[VORGEGEBENER TEXT]
>>>

Vermeer fokussiert die Interviews mit den AktivistInnen der Iraqi Al-Amal Association und anderer NGOs zunächst auf das, was sie als ‚Tradition‘ und ‚Kultur‘ beschreibt, wobei sie zu dem Schluss kommt, dass diese für irakische Kurdinnen und Kurden sehr ähnlich wären wie für arabische oder turkmenischen Iraqis: „the interviewees share the same norms and values, for one it is Kurdish, for the other Arabic or Turkish.“ (S. 44)
Neben der Frage nach dem Einfluss von Kultur und Tradition auf die AktivistInnen versucht Vermeer den Fragen nachzugehen, welches Verhältnis lokale AktivistInnen von NGOs zu ihrer Gesellschaft haben und wie sie mit normativen Systemen umgehen, die sich gegen soziale Veränderungen wehren. Sie fragt danach, wie die AktivistInnen selbst ihren Einfluss auf die Gesellschaft einschätzen und welche Auswirkungen die policy internationaler GeldgeberInnen auf die Arbeit vor Ort hat.
Dabei kommt sie zum Schluss, dass die Arbeit von ‚Civil society organizations‘ (SCO) zu Konflikten für AktivistInnen führen kann: „One could conclude that the impact of peacebuilding activities on the social order in Iraq and ist maintenance are compelled to execute specific actions because of their deprivation.” (S. 241)
Schließlich unterbreitet Vermeer konkrete Vorschläge, die zu einer Stärkung der Zivilgesellschaft führen sollen. Sie empfiehlt Kooperationen mit dem Bildungssystem, ein stärkeres Selbstbewusstsein zivilgesellschaftlicher AktivistInnen, die Inklusion religiöser Gruppen und die die Adaption des Konzepts von Insider Mediatoren: „The concept of insider and outsider mediators could be a major task […] to work with insiders, who have in-depth knowledge of the situation in Bagdhad, as well as close relationship to the ethnic and religious parties. The advantage is a ‚cultural and normative closeness between mediator and the conflict parties.’” (S. 247)

<<<

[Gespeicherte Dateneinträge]
>>>

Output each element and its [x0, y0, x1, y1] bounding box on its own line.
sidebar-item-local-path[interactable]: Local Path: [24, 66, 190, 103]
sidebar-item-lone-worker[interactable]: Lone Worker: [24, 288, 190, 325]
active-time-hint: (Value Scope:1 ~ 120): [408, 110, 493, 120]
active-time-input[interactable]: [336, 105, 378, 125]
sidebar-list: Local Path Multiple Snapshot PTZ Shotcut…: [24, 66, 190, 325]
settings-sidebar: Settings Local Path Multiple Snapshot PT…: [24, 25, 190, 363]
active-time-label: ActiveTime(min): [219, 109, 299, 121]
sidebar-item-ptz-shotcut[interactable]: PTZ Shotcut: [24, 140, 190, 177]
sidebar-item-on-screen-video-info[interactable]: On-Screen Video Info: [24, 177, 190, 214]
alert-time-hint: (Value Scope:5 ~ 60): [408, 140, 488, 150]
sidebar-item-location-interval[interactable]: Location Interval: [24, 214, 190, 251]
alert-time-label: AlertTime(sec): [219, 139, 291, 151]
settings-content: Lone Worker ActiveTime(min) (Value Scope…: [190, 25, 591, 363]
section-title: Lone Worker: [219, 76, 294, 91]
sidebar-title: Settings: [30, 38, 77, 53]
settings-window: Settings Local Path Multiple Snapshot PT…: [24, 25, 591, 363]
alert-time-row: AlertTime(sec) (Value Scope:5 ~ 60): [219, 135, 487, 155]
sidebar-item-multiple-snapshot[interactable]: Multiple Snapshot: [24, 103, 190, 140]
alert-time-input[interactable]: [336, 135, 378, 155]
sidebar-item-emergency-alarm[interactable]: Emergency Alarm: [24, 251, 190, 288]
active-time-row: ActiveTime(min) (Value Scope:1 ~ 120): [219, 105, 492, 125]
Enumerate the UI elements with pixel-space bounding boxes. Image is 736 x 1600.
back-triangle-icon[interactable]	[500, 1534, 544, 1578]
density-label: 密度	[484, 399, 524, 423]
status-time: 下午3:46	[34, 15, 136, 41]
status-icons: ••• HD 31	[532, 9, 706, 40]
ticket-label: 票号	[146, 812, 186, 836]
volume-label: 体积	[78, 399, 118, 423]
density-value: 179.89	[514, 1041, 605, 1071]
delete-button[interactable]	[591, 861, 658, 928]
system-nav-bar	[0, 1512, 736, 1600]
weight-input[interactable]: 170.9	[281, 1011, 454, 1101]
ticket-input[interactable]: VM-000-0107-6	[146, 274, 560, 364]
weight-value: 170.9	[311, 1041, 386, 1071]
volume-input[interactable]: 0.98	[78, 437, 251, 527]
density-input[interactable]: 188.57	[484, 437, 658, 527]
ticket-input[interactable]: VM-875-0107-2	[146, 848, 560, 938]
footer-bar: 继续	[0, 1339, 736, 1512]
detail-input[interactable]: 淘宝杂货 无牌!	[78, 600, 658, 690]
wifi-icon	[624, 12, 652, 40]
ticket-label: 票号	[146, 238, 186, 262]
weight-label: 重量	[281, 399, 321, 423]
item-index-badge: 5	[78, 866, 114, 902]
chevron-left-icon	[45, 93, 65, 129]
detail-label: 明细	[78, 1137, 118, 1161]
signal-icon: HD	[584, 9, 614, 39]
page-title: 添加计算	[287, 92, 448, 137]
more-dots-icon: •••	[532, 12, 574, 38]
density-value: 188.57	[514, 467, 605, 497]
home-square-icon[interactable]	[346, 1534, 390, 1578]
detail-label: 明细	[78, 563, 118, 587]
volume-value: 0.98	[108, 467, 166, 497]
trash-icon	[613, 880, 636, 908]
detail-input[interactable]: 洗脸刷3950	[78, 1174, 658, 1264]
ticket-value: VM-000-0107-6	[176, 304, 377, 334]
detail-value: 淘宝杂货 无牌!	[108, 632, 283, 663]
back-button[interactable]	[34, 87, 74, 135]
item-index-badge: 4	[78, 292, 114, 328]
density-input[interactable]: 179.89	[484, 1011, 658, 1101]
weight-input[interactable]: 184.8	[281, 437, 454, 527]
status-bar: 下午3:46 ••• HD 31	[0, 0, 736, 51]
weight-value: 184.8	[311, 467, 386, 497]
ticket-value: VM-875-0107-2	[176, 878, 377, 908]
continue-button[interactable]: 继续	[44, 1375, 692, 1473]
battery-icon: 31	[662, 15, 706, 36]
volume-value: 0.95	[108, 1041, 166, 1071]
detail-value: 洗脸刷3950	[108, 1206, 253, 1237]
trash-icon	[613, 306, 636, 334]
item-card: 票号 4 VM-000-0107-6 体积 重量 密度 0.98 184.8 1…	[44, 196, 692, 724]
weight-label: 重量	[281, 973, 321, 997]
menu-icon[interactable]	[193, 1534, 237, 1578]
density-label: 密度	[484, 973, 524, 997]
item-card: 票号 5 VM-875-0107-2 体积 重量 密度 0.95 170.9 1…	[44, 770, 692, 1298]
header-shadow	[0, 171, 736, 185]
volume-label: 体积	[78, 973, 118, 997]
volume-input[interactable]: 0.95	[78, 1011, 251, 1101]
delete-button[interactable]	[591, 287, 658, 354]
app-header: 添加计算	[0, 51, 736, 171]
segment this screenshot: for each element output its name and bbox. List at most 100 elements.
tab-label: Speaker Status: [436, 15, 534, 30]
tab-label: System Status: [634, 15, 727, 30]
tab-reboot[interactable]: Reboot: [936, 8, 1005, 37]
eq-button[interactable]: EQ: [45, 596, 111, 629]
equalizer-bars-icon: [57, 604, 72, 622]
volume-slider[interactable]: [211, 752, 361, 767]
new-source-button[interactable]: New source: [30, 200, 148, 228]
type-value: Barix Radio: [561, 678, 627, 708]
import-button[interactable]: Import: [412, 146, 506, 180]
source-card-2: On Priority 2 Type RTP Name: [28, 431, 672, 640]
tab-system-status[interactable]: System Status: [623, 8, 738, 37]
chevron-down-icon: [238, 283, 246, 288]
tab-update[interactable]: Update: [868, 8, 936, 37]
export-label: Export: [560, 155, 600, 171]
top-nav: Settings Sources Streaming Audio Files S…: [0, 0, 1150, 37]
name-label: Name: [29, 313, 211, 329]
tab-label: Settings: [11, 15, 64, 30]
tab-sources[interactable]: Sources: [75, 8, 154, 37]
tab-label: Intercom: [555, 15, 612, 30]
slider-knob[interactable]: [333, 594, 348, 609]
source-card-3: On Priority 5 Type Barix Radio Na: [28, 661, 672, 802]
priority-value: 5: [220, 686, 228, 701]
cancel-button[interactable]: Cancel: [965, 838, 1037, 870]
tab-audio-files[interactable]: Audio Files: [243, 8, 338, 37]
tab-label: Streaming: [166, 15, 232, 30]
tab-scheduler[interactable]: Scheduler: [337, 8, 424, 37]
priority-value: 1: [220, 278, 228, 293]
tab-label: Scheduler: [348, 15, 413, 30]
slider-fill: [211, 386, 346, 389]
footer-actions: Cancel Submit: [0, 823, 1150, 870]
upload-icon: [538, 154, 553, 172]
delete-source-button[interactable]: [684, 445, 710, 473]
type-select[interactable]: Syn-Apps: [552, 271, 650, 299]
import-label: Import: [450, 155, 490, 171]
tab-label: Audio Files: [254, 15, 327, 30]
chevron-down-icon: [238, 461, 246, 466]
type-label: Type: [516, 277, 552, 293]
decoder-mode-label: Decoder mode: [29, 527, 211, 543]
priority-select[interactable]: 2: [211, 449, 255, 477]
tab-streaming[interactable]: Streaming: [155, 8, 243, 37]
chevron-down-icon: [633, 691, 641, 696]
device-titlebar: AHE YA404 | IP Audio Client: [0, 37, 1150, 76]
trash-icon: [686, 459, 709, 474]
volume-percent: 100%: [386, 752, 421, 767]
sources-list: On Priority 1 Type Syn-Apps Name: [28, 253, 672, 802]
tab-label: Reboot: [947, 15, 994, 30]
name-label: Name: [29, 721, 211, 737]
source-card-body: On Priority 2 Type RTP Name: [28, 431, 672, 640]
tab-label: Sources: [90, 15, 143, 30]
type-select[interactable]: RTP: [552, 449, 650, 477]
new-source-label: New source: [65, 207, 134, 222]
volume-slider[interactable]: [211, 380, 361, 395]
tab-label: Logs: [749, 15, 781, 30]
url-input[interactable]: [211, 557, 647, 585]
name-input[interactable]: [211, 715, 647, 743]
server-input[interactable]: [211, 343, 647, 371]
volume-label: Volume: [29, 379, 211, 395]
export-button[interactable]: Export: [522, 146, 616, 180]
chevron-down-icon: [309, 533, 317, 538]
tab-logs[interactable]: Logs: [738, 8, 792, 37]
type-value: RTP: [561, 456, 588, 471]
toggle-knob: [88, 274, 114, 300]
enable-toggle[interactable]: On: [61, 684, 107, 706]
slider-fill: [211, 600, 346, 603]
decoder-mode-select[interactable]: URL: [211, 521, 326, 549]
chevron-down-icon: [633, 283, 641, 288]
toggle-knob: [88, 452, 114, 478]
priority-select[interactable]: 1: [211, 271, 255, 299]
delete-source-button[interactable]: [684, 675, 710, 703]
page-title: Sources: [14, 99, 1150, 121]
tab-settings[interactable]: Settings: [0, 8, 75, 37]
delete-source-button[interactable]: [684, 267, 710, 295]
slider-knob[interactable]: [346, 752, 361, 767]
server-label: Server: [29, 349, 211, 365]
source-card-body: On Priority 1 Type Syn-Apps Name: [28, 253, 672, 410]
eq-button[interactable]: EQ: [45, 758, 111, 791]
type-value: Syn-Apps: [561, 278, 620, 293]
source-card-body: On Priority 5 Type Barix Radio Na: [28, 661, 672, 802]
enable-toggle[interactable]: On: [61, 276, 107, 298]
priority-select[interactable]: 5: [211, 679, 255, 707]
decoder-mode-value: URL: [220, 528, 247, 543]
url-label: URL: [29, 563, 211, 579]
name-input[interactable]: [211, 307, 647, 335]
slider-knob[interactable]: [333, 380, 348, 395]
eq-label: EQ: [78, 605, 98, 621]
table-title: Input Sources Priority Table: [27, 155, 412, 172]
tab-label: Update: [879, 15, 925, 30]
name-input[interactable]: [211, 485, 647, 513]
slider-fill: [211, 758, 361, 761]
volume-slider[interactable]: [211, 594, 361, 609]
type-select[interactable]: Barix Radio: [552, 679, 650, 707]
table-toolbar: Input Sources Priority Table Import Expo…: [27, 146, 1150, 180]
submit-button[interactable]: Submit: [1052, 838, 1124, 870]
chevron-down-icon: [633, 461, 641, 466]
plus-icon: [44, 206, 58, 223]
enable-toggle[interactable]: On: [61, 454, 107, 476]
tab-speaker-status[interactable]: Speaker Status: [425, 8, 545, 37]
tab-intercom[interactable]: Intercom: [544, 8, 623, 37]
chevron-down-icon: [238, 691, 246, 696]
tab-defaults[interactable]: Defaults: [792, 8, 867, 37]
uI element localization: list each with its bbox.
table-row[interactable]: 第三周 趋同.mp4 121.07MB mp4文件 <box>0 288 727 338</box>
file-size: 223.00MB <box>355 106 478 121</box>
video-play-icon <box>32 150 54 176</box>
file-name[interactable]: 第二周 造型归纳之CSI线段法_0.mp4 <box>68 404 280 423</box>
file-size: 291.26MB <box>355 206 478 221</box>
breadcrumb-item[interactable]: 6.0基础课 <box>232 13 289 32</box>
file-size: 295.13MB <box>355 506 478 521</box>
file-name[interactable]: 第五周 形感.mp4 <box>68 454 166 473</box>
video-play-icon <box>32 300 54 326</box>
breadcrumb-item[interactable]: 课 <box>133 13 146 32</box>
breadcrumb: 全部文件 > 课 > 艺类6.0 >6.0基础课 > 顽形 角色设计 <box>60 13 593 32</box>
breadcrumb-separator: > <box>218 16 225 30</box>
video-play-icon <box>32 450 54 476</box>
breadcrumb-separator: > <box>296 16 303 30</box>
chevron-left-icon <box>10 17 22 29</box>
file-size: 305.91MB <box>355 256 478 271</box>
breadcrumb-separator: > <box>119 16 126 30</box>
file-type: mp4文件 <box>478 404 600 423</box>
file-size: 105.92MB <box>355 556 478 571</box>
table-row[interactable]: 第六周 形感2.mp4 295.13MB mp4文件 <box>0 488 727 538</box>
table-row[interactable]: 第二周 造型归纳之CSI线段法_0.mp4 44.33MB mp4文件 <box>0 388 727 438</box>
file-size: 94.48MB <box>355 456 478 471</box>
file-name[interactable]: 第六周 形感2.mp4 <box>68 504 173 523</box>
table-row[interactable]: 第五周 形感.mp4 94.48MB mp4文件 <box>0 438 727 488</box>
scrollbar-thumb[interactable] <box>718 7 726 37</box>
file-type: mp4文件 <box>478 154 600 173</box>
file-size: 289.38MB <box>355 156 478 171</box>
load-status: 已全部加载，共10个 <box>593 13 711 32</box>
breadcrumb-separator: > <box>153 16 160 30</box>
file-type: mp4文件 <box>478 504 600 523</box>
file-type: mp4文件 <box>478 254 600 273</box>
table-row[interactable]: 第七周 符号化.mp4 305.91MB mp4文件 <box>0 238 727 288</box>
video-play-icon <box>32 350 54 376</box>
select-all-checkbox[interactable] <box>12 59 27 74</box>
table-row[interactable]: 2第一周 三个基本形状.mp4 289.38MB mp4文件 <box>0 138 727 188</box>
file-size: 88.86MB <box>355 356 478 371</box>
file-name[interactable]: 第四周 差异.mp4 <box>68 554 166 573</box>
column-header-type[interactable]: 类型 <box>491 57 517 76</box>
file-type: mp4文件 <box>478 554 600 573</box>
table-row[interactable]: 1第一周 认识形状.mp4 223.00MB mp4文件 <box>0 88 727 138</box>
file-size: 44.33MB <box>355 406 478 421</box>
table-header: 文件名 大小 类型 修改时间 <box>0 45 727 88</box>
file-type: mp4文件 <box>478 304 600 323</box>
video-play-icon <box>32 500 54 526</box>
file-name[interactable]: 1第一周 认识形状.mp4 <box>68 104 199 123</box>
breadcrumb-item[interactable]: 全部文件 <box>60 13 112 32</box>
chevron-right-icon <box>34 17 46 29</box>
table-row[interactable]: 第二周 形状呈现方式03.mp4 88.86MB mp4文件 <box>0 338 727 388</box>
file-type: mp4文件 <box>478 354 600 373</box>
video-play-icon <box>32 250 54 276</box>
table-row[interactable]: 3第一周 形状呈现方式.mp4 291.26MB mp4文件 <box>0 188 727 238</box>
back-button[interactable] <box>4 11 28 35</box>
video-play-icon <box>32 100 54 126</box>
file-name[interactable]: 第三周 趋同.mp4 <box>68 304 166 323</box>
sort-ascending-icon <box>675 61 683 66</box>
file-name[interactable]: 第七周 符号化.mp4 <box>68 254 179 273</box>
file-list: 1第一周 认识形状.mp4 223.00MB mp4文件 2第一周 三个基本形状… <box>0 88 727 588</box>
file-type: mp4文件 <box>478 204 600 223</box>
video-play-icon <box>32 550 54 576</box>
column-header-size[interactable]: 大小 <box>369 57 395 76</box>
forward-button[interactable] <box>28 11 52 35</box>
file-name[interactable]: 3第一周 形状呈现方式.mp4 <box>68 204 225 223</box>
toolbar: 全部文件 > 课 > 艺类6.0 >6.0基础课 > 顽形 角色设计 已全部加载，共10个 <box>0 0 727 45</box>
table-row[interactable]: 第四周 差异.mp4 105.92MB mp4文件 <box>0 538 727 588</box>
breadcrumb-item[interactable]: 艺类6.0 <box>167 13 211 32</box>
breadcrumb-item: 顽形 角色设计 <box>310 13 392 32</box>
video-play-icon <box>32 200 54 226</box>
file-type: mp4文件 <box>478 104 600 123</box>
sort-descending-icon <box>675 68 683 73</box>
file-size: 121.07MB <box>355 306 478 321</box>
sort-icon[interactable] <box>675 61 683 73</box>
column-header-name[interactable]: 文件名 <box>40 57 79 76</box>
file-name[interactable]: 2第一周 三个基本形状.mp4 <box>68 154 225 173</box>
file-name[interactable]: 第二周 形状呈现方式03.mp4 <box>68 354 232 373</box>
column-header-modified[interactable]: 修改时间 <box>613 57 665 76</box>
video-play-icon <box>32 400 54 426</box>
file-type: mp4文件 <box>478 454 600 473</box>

<<<

[ZU ERLEDIGENDE AUFGABE]
Schreiben Sie den Text über Vermeers Interviews mit irakischen AktivistInnen vollständig und unverändert ab.

[BEARBEITETE AUFGABE]
Vermeer fokussiert die Interviews mit den AktivistInnen der Iraqi Al-Amal Association und anderer NGOs zunächst auf das, was sie als ‚Tradition‘ und ‚Kultur‘ beschreibt, wobei sie zu dem Schluss kommt, dass diese für irakische Kurdinnen und Kurden sehr ähnlich wären wie für arabische oder turkmenischen Iraqis: „the interviewees share the same norms and values, for one it is Kurdish, for the other Arabic or Turkish.“ (S. 44)
Neben der Frage nach dem Einfluss von Kultur und Tradition auf die AktivistInnen versucht Vermeer den Fragen nachzugehen, welches Verhältnis lokale AktivistInnen von NGOs zu ihrer Gesellschaft haben und wie sie mit normativen Systemen umgehen, die sich gegen soziale Veränderungen wehren. Sie fragt danach, wie die AktivistInnen selbst ihren Einfluss auf die Gesellschaft einschätzen und welche Auswirkungen die policy internationaler GeldgeberInnen auf die Arbeit vor Ort hat.
Dabei kommt sie zum Schluss, dass die Arbeit von ‚Civil society organizations‘ (SCO) zu Konflikten für AktivistInnen führen kann: „One could conclude that the impact of peacebuilding activities on the social order in Iraq and ist maintenance are compelled to execute specific actions because of their deprivation.” (S. 241)
Schließlich unterbreitet Vermeer konkrete Vorschläge, die zu einer Stärkung der Zivilgesellschaft führen sollen. Sie empfiehlt Kooperationen mit dem Bildungssystem, ein stärkeres Selbstbewusstsein zivilgesellschaftlicher AktivistInnen, die Inklusion religiöser Gruppen und die die Adaption des Konzepts von Insider Mediatoren: „The concept of insider and outsider mediators could be a major task […] to work with insiders, who have in-depth knowledge of the situation in Bagdhad, as well as close relationship to the ethnic and religious parties. The advantage is a ‚cultural and normative closeness between mediator and the conflict parties.’” (S. 247)